** start Input records **

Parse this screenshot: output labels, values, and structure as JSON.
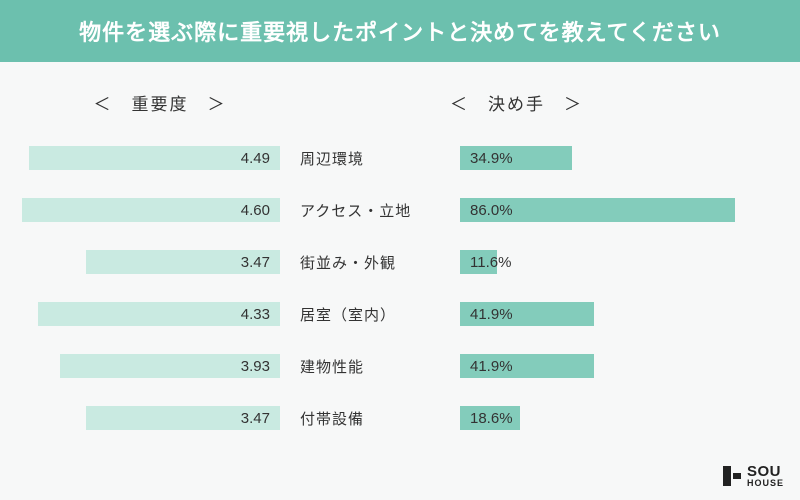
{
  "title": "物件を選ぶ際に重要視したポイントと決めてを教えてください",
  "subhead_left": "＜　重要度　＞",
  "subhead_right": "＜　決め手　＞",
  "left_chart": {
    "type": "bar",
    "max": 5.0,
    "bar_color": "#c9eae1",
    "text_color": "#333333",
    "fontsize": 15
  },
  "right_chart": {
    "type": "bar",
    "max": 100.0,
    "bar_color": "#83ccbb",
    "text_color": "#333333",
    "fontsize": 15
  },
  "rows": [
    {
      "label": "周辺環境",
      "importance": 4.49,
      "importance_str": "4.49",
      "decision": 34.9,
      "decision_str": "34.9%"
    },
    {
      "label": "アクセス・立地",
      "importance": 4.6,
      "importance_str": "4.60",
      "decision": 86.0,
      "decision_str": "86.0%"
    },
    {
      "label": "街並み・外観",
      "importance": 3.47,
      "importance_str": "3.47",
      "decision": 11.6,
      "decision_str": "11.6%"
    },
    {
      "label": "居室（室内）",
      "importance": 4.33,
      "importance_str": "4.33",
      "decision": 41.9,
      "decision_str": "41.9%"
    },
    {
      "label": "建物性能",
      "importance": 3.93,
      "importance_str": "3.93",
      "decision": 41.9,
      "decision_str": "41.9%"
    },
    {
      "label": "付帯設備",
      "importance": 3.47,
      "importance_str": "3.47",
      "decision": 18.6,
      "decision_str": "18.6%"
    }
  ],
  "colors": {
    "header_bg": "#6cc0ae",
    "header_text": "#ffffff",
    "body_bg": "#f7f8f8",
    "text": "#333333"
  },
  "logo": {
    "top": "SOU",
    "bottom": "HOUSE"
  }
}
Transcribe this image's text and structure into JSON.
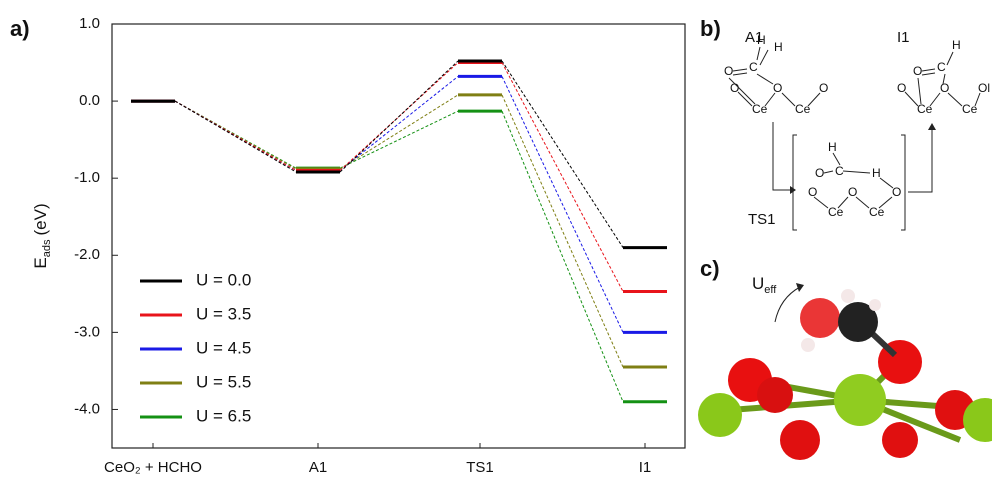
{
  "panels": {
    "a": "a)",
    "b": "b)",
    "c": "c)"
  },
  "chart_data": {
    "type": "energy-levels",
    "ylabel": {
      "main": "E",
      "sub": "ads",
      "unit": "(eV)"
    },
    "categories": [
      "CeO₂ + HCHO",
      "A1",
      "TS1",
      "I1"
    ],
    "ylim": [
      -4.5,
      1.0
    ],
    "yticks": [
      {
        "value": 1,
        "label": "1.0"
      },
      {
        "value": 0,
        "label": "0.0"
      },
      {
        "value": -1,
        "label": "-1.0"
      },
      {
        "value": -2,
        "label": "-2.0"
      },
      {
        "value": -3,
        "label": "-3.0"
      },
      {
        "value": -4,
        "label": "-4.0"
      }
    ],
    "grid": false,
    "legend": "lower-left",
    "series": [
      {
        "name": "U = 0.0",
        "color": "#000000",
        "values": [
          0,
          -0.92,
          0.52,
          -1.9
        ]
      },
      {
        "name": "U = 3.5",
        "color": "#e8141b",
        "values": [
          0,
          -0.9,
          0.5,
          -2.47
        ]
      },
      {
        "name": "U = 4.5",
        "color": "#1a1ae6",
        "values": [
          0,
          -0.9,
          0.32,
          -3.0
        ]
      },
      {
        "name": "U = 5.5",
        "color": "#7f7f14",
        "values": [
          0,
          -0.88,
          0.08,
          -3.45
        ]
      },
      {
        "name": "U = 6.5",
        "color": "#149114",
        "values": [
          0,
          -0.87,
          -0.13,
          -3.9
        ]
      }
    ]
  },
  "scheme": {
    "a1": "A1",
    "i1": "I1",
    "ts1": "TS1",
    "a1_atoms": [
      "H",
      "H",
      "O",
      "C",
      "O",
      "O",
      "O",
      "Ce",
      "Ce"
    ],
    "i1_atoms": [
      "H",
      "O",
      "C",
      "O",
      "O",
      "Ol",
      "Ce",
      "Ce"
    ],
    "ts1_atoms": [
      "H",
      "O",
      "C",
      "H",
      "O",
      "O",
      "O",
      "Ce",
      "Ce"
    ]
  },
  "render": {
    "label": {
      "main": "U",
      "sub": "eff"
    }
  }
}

** end Input records **
** start Input records **

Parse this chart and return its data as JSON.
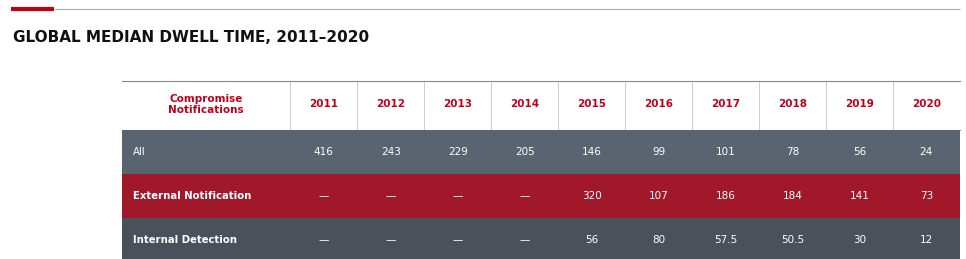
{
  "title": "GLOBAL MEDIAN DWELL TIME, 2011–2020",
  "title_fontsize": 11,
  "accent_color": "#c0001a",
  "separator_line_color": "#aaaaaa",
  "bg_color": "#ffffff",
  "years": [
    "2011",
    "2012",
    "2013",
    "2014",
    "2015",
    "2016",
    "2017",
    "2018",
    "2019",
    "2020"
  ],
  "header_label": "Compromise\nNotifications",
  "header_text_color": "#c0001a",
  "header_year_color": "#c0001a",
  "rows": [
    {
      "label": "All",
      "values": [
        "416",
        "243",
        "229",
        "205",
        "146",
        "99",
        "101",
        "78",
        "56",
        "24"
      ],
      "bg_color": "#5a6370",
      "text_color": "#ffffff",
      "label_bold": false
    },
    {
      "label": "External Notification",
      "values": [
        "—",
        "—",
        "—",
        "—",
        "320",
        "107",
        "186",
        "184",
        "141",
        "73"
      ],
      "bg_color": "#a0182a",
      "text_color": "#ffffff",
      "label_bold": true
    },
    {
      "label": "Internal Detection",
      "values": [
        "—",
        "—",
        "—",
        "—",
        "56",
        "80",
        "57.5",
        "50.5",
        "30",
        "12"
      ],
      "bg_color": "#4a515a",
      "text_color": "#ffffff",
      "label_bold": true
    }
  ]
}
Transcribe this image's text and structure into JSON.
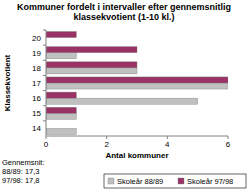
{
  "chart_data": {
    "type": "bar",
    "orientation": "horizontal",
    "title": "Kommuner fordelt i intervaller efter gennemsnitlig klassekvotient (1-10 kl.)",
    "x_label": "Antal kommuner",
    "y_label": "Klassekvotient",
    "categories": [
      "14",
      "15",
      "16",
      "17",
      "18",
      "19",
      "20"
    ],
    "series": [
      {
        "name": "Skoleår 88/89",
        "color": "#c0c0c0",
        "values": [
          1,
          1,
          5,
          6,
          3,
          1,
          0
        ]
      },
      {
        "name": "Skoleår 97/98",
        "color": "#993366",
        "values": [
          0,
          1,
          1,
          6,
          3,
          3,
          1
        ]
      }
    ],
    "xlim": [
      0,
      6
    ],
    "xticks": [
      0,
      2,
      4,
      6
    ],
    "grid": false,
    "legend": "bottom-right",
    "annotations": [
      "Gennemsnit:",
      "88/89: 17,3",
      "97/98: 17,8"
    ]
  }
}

** end Input records **
** start Input records **

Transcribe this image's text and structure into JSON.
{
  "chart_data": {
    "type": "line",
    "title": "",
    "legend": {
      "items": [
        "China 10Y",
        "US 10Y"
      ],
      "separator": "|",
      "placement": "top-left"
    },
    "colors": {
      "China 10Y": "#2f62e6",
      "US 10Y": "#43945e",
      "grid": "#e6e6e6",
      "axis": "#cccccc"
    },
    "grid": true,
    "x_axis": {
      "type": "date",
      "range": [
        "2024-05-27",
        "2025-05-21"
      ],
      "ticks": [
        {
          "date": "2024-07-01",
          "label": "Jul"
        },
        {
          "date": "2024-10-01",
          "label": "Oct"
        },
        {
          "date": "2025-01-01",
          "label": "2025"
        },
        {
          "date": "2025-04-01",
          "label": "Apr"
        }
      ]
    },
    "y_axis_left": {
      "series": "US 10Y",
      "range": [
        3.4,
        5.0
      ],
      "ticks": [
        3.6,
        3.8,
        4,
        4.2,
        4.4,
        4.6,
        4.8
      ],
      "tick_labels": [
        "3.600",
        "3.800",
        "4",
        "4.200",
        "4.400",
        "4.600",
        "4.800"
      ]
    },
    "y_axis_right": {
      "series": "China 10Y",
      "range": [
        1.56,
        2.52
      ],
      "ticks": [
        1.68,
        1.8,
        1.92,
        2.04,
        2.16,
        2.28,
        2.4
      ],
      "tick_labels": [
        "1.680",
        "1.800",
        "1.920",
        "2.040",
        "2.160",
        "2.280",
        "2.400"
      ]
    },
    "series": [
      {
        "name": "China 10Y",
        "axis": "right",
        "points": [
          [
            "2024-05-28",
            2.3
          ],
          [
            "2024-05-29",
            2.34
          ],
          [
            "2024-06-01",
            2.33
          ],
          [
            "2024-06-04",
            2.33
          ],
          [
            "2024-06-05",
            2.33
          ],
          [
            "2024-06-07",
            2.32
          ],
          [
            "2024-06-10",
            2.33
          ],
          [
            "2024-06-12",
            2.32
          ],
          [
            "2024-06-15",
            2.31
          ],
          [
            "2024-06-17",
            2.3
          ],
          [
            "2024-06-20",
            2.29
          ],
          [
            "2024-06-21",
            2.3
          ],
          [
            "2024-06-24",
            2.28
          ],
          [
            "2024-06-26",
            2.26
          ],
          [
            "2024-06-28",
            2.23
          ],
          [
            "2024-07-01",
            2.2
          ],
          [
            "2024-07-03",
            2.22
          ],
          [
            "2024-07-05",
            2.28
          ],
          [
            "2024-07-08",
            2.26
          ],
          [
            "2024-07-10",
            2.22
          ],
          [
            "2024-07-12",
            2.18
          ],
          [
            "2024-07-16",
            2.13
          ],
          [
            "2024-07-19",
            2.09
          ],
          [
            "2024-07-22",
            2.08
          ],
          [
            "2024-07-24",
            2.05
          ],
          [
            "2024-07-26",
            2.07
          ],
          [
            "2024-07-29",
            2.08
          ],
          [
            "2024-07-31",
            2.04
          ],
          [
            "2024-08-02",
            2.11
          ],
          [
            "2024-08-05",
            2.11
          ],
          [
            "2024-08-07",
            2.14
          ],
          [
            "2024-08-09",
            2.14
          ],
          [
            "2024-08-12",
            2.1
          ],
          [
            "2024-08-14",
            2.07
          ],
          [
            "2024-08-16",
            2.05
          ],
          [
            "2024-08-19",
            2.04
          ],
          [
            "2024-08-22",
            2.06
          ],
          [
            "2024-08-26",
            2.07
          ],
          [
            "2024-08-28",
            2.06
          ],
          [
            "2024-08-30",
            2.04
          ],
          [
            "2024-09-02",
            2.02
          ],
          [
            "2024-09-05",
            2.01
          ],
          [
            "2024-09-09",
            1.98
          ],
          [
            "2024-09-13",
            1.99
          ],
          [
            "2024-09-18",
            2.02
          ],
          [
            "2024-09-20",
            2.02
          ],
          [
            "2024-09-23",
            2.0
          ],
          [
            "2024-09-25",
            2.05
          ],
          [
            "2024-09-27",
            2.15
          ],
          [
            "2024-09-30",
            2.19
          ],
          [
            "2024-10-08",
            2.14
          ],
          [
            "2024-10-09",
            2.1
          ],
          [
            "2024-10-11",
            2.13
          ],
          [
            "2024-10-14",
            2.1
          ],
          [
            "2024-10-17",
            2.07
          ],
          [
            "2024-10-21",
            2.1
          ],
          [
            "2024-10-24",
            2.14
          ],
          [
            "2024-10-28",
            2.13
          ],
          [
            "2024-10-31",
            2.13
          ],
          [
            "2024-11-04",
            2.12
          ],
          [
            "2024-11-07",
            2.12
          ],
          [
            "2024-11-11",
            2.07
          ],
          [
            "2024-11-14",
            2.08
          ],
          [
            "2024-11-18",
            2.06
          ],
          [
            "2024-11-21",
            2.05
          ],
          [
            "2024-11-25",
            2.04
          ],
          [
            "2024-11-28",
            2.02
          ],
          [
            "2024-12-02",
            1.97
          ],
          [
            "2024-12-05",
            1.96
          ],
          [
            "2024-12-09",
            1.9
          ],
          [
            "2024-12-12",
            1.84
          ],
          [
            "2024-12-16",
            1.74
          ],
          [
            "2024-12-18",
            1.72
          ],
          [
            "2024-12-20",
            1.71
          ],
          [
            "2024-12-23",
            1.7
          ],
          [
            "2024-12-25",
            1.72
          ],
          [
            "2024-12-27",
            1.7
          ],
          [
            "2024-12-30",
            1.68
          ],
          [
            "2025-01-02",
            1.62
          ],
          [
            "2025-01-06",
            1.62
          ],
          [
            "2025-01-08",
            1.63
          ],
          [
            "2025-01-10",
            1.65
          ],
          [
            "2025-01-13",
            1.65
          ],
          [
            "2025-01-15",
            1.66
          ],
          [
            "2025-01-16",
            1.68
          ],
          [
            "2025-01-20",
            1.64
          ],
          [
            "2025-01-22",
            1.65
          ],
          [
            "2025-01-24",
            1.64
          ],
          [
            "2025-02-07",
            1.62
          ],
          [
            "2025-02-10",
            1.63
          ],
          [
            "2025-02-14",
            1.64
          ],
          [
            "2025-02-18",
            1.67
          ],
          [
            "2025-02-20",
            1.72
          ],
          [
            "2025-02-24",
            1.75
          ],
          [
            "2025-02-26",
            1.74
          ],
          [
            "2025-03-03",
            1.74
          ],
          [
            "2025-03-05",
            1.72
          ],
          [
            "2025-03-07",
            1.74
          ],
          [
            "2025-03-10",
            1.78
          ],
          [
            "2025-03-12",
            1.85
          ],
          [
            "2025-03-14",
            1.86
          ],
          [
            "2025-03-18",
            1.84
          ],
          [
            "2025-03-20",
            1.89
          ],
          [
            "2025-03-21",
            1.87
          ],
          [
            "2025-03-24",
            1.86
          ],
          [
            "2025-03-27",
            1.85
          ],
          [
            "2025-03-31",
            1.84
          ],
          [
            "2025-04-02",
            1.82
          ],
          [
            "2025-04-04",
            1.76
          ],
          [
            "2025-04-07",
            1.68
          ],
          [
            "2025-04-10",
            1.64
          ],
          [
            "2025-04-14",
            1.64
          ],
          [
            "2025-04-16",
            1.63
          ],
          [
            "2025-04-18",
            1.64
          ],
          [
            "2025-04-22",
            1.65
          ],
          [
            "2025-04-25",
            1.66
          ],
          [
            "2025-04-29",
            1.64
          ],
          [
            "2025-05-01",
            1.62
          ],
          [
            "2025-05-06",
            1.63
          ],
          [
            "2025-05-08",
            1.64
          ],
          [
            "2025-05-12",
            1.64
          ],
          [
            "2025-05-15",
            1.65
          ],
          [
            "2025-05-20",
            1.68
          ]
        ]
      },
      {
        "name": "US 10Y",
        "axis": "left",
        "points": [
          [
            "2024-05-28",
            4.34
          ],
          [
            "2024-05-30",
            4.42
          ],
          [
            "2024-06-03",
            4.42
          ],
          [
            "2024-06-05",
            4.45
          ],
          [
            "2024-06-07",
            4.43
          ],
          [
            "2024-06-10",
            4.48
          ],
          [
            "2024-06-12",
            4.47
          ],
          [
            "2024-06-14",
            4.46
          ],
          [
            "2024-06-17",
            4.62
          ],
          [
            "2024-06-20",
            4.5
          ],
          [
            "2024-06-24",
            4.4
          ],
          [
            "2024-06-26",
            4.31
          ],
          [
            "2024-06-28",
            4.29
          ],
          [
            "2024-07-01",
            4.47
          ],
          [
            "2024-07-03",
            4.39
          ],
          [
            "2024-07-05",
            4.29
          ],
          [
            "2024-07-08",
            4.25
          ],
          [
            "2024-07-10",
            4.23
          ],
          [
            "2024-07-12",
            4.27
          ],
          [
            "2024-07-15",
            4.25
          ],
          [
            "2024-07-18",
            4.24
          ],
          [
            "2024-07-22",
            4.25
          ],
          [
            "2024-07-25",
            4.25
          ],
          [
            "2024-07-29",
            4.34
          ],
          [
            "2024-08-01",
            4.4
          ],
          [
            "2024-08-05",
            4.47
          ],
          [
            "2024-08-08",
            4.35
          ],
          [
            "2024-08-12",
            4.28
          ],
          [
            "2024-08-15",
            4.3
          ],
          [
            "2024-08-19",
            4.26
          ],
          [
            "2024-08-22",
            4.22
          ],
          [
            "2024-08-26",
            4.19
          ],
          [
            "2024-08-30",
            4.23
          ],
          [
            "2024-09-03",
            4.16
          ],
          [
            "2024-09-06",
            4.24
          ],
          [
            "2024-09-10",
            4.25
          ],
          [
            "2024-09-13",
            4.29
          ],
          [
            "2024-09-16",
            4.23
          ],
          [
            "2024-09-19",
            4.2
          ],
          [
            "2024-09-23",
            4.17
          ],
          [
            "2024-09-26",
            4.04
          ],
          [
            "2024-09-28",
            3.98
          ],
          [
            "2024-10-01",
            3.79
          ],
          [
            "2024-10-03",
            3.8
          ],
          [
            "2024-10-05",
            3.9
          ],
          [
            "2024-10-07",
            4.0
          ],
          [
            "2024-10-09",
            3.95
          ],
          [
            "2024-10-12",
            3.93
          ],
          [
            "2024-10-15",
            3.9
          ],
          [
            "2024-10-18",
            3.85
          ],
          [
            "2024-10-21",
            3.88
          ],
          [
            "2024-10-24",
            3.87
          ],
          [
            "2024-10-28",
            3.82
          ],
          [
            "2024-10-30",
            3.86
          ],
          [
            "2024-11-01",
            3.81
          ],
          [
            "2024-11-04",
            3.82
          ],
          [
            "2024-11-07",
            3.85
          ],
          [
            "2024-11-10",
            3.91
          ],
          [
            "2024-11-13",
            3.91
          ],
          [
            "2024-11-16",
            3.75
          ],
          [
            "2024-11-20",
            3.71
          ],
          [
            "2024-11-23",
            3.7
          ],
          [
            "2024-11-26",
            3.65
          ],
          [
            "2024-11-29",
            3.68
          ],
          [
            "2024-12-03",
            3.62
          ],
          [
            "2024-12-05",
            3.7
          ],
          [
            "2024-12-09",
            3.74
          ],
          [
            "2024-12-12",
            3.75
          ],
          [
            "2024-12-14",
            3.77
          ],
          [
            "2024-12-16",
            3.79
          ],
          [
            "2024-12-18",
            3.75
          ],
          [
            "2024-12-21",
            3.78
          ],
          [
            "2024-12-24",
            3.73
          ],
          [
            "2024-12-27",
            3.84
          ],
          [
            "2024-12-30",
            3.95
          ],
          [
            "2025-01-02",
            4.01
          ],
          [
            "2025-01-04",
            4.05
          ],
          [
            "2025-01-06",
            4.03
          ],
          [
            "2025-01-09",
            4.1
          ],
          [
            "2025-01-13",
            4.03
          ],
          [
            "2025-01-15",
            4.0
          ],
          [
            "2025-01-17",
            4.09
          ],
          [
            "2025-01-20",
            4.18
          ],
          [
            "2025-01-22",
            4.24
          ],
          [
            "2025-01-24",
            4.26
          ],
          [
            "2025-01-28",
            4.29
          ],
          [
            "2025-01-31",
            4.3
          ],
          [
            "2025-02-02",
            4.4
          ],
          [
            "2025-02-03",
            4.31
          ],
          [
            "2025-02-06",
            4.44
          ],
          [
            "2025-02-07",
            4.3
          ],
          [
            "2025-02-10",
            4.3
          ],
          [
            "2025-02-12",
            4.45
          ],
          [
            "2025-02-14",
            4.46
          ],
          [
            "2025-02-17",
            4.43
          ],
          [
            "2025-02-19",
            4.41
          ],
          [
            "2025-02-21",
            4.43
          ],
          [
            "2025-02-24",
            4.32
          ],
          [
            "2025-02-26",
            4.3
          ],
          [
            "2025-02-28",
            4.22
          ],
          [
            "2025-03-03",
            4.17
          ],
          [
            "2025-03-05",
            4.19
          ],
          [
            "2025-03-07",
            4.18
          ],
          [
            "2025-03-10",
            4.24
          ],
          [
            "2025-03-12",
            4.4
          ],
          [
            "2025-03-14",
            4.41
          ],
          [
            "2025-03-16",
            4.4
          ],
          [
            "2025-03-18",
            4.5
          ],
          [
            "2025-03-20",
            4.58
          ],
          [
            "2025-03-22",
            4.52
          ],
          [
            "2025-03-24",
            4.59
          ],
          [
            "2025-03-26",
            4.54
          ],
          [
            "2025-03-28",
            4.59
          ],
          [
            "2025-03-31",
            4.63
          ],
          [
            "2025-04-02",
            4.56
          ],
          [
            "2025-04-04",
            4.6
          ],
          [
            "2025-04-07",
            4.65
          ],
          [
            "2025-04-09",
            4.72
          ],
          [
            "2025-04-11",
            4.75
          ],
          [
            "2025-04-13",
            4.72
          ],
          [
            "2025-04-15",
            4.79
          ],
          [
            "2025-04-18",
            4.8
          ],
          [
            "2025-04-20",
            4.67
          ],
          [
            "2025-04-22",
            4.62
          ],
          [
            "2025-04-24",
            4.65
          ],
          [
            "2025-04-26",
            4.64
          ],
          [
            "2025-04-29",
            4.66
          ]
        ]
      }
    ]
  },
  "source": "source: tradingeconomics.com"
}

** end Input records **

◆ Task instructions ◆
In the records above, collect each line with "date".

◆ The result ◆
      "type": "date",
          "date": "2024-07-01",
          "date": "2024-10-01",
          "date": "2025-01-01",
          "date": "2025-04-01",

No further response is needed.